Requirements = Edit the rows below by changing each "data-point" to "marker", and write out all the rows again with nothing else altered.
--------------------------------
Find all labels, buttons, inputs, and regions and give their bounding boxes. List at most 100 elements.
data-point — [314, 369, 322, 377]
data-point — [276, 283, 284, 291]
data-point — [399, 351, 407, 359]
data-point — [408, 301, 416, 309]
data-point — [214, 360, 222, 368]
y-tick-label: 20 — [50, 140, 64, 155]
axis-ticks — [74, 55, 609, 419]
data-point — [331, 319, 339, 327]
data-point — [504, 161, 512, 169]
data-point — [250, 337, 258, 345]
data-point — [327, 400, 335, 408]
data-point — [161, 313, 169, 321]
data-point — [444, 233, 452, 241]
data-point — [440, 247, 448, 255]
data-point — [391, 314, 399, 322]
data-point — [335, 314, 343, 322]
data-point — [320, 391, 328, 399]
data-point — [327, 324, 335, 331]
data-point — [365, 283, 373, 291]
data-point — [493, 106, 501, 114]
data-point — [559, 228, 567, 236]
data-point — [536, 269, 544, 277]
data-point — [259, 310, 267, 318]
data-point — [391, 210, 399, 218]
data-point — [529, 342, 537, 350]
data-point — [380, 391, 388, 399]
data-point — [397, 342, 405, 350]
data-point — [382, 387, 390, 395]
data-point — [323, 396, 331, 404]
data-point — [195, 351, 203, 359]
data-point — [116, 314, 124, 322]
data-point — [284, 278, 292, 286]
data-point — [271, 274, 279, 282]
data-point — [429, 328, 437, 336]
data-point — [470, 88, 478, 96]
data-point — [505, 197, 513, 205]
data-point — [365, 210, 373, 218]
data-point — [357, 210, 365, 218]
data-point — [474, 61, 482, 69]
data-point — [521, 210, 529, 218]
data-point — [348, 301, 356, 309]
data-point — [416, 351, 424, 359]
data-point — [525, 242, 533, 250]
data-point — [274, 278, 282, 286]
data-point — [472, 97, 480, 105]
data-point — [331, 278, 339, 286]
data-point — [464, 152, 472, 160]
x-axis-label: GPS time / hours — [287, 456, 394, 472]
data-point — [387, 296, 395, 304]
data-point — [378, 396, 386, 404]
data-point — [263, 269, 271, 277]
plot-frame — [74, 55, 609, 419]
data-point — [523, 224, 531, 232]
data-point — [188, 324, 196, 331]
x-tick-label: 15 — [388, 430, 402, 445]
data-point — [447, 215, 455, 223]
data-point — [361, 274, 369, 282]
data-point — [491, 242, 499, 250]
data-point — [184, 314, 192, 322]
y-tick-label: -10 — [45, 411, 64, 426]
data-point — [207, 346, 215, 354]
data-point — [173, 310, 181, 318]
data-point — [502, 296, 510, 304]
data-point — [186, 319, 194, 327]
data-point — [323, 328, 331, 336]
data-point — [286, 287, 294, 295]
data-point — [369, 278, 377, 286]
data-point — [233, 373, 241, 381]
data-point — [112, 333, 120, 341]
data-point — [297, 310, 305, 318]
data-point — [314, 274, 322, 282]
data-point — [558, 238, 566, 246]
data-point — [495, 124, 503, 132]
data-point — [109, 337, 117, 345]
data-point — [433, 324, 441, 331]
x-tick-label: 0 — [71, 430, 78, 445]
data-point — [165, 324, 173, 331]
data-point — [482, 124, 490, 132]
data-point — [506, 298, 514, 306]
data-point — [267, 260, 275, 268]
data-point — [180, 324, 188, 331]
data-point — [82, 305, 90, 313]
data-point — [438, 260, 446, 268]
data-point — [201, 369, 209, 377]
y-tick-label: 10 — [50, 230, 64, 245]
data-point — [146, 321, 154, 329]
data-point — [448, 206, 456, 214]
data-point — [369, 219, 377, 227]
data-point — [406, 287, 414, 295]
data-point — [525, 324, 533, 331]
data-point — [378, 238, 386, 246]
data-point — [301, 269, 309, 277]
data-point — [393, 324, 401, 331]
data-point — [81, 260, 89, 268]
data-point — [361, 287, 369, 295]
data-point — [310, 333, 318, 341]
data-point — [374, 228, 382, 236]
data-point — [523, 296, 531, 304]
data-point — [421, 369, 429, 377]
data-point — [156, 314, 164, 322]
--------------------------------
Correct output =
Find all labels, buttons, inputs, and regions and give their bounding boxes. List at most 100 elements.
marker — [314, 369, 322, 377]
marker — [276, 283, 284, 291]
marker — [399, 351, 407, 359]
marker — [408, 301, 416, 309]
marker — [214, 360, 222, 368]
y-tick-label: 20 — [50, 140, 64, 155]
axis-ticks — [74, 55, 609, 419]
marker — [331, 319, 339, 327]
marker — [504, 161, 512, 169]
marker — [250, 337, 258, 345]
marker — [327, 400, 335, 408]
marker — [161, 313, 169, 321]
marker — [444, 233, 452, 241]
marker — [440, 247, 448, 255]
marker — [391, 314, 399, 322]
marker — [335, 314, 343, 322]
marker — [320, 391, 328, 399]
marker — [327, 324, 335, 331]
marker — [365, 283, 373, 291]
marker — [493, 106, 501, 114]
marker — [559, 228, 567, 236]
marker — [536, 269, 544, 277]
marker — [259, 310, 267, 318]
marker — [391, 210, 399, 218]
marker — [529, 342, 537, 350]
marker — [380, 391, 388, 399]
marker — [397, 342, 405, 350]
marker — [382, 387, 390, 395]
marker — [323, 396, 331, 404]
marker — [195, 351, 203, 359]
marker — [116, 314, 124, 322]
marker — [284, 278, 292, 286]
marker — [271, 274, 279, 282]
marker — [429, 328, 437, 336]
marker — [470, 88, 478, 96]
marker — [505, 197, 513, 205]
marker — [365, 210, 373, 218]
marker — [357, 210, 365, 218]
marker — [474, 61, 482, 69]
marker — [521, 210, 529, 218]
marker — [348, 301, 356, 309]
marker — [416, 351, 424, 359]
marker — [525, 242, 533, 250]
marker — [274, 278, 282, 286]
marker — [472, 97, 480, 105]
marker — [331, 278, 339, 286]
marker — [464, 152, 472, 160]
x-axis-label: GPS time / hours — [287, 456, 394, 472]
marker — [387, 296, 395, 304]
marker — [378, 396, 386, 404]
marker — [263, 269, 271, 277]
plot-frame — [74, 55, 609, 419]
marker — [523, 224, 531, 232]
marker — [188, 324, 196, 331]
x-tick-label: 15 — [388, 430, 402, 445]
marker — [447, 215, 455, 223]
marker — [361, 274, 369, 282]
marker — [491, 242, 499, 250]
marker — [184, 314, 192, 322]
y-tick-label: -10 — [45, 411, 64, 426]
marker — [207, 346, 215, 354]
marker — [173, 310, 181, 318]
marker — [502, 296, 510, 304]
marker — [186, 319, 194, 327]
marker — [323, 328, 331, 336]
marker — [286, 287, 294, 295]
marker — [369, 278, 377, 286]
marker — [233, 373, 241, 381]
marker — [112, 333, 120, 341]
marker — [297, 310, 305, 318]
marker — [314, 274, 322, 282]
marker — [558, 238, 566, 246]
marker — [495, 124, 503, 132]
marker — [109, 337, 117, 345]
marker — [433, 324, 441, 331]
x-tick-label: 0 — [71, 430, 78, 445]
marker — [165, 324, 173, 331]
marker — [482, 124, 490, 132]
marker — [506, 298, 514, 306]
marker — [267, 260, 275, 268]
marker — [180, 324, 188, 331]
marker — [82, 305, 90, 313]
marker — [438, 260, 446, 268]
marker — [201, 369, 209, 377]
y-tick-label: 10 — [50, 230, 64, 245]
marker — [146, 321, 154, 329]
marker — [448, 206, 456, 214]
marker — [369, 219, 377, 227]
marker — [406, 287, 414, 295]
marker — [525, 324, 533, 331]
marker — [378, 238, 386, 246]
marker — [301, 269, 309, 277]
marker — [393, 324, 401, 331]
marker — [81, 260, 89, 268]
marker — [361, 287, 369, 295]
marker — [310, 333, 318, 341]
marker — [374, 228, 382, 236]
marker — [523, 296, 531, 304]
marker — [421, 369, 429, 377]
marker — [156, 314, 164, 322]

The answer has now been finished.